RECORDS SUPPLIED.

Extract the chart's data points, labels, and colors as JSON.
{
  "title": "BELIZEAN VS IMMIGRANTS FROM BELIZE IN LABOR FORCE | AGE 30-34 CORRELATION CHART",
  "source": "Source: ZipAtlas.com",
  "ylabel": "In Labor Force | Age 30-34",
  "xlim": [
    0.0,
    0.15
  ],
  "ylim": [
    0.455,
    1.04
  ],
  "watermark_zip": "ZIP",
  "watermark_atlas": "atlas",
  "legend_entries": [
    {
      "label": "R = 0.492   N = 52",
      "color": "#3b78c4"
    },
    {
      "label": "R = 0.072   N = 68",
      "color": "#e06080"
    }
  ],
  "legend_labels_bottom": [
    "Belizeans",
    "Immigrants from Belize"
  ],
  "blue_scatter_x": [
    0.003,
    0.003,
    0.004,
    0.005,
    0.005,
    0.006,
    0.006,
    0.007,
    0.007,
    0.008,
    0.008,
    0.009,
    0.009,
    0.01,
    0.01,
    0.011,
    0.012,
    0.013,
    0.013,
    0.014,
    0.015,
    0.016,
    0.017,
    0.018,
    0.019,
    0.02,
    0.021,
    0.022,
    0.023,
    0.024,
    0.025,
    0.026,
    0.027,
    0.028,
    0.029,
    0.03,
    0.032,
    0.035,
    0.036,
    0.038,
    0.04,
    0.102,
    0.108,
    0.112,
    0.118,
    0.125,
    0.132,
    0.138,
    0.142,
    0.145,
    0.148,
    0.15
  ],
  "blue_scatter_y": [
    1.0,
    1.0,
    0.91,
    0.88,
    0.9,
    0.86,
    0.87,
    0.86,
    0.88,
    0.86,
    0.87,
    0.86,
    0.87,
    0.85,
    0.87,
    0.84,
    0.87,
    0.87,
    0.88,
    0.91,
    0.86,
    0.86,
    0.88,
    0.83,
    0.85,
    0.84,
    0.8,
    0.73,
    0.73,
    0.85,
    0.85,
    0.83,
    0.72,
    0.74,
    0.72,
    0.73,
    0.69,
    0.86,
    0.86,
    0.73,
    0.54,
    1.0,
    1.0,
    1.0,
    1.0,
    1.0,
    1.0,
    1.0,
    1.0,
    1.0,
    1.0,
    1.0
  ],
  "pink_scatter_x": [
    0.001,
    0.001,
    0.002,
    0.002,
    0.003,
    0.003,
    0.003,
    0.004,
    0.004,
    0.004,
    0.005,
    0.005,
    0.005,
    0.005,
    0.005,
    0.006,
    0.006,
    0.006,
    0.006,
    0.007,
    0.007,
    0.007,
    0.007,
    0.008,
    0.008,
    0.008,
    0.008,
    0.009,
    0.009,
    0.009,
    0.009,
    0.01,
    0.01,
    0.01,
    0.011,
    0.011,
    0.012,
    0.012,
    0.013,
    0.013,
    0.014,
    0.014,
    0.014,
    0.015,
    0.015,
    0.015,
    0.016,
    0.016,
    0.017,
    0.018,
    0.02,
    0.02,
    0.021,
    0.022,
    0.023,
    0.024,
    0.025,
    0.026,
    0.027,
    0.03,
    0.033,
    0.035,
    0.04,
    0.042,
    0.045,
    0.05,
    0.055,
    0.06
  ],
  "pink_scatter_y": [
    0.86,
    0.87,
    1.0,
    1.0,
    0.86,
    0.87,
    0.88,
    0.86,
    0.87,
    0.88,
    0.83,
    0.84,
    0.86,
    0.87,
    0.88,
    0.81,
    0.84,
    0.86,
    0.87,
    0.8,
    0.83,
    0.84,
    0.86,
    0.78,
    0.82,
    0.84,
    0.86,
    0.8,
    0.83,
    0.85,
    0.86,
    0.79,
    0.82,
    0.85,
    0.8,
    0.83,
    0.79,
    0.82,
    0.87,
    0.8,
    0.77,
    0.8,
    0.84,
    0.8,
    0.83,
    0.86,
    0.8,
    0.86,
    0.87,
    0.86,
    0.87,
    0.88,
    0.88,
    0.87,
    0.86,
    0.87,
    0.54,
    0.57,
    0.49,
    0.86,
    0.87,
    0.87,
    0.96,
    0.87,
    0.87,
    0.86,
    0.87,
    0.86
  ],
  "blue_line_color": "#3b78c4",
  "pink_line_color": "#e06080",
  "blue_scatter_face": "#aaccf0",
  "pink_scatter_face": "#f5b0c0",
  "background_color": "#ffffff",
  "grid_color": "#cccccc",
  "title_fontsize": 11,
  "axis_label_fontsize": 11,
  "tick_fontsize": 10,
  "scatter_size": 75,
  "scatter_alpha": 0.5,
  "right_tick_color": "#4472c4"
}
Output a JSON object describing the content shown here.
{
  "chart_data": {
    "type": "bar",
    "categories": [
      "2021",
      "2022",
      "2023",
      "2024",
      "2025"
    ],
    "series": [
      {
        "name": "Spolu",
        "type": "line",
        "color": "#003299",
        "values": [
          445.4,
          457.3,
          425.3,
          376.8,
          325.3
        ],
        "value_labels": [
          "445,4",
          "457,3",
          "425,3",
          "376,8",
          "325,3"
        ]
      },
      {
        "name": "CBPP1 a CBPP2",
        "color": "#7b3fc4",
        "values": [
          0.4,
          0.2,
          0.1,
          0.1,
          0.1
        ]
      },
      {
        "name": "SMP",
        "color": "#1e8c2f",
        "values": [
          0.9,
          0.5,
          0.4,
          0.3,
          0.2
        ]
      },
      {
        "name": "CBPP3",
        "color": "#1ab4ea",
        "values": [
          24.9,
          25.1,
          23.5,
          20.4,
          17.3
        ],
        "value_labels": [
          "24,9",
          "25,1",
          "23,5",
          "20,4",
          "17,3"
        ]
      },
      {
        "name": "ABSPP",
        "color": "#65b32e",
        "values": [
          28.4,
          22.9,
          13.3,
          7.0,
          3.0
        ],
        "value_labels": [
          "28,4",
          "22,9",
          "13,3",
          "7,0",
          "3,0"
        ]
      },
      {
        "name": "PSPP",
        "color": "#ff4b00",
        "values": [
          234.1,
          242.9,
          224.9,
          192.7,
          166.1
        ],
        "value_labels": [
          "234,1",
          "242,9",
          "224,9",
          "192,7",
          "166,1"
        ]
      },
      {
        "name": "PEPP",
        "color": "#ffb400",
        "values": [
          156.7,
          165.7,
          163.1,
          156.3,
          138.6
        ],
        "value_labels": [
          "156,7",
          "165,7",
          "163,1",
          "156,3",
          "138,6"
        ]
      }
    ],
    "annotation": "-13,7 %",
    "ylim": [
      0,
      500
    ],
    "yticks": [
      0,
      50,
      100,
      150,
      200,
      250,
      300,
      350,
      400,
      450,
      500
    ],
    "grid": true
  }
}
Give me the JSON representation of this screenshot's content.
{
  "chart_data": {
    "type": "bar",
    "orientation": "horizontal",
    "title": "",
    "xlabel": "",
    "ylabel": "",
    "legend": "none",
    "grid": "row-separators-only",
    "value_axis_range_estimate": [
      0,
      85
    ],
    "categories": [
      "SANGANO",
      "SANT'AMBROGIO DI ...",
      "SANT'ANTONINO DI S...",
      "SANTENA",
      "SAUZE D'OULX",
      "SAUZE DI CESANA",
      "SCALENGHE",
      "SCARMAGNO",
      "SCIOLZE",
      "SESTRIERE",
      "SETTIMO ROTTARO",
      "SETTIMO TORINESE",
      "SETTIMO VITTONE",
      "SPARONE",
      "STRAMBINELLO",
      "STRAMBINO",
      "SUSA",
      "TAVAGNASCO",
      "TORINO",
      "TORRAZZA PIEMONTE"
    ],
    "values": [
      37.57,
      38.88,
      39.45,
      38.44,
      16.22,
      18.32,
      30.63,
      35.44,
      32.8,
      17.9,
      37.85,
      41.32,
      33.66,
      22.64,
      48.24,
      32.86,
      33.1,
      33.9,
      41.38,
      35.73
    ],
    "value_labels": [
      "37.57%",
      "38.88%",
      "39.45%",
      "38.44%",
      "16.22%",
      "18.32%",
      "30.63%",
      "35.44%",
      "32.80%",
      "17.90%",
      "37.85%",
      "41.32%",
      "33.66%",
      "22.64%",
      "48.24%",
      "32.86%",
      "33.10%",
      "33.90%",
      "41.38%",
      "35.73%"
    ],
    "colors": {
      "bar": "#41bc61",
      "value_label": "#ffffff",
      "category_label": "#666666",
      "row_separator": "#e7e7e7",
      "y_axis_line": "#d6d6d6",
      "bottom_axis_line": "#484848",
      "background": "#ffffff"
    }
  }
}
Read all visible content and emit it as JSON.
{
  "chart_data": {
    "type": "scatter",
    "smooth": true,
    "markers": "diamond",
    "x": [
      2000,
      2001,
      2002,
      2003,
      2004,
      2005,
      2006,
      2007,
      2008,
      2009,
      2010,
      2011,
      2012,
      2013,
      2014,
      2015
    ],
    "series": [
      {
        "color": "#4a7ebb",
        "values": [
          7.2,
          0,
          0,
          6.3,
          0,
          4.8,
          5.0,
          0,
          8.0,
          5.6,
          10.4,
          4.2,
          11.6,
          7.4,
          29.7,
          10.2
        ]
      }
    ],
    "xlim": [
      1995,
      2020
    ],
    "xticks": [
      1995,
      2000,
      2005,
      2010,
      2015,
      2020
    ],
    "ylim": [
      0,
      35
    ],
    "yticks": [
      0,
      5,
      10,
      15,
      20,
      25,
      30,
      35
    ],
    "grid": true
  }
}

PROBLEM DESCRIPTION. Only the lines from the one containing "Read all visible content and emit it as JSON." through the end of the material should be reproduced, exactly, with both ends included.

EXPECTED ANSWER.
Read all visible content and emit it as JSON.
{
  "chart_data": {
    "type": "scatter",
    "smooth": true,
    "markers": "diamond",
    "x": [
      2000,
      2001,
      2002,
      2003,
      2004,
      2005,
      2006,
      2007,
      2008,
      2009,
      2010,
      2011,
      2012,
      2013,
      2014,
      2015
    ],
    "series": [
      {
        "color": "#4a7ebb",
        "values": [
          7.2,
          0,
          0,
          6.3,
          0,
          4.8,
          5.0,
          0,
          8.0,
          5.6,
          10.4,
          4.2,
          11.6,
          7.4,
          29.7,
          10.2
        ]
      }
    ],
    "xlim": [
      1995,
      2020
    ],
    "xticks": [
      1995,
      2000,
      2005,
      2010,
      2015,
      2020
    ],
    "ylim": [
      0,
      35
    ],
    "yticks": [
      0,
      5,
      10,
      15,
      20,
      25,
      30,
      35
    ],
    "grid": true
  }
}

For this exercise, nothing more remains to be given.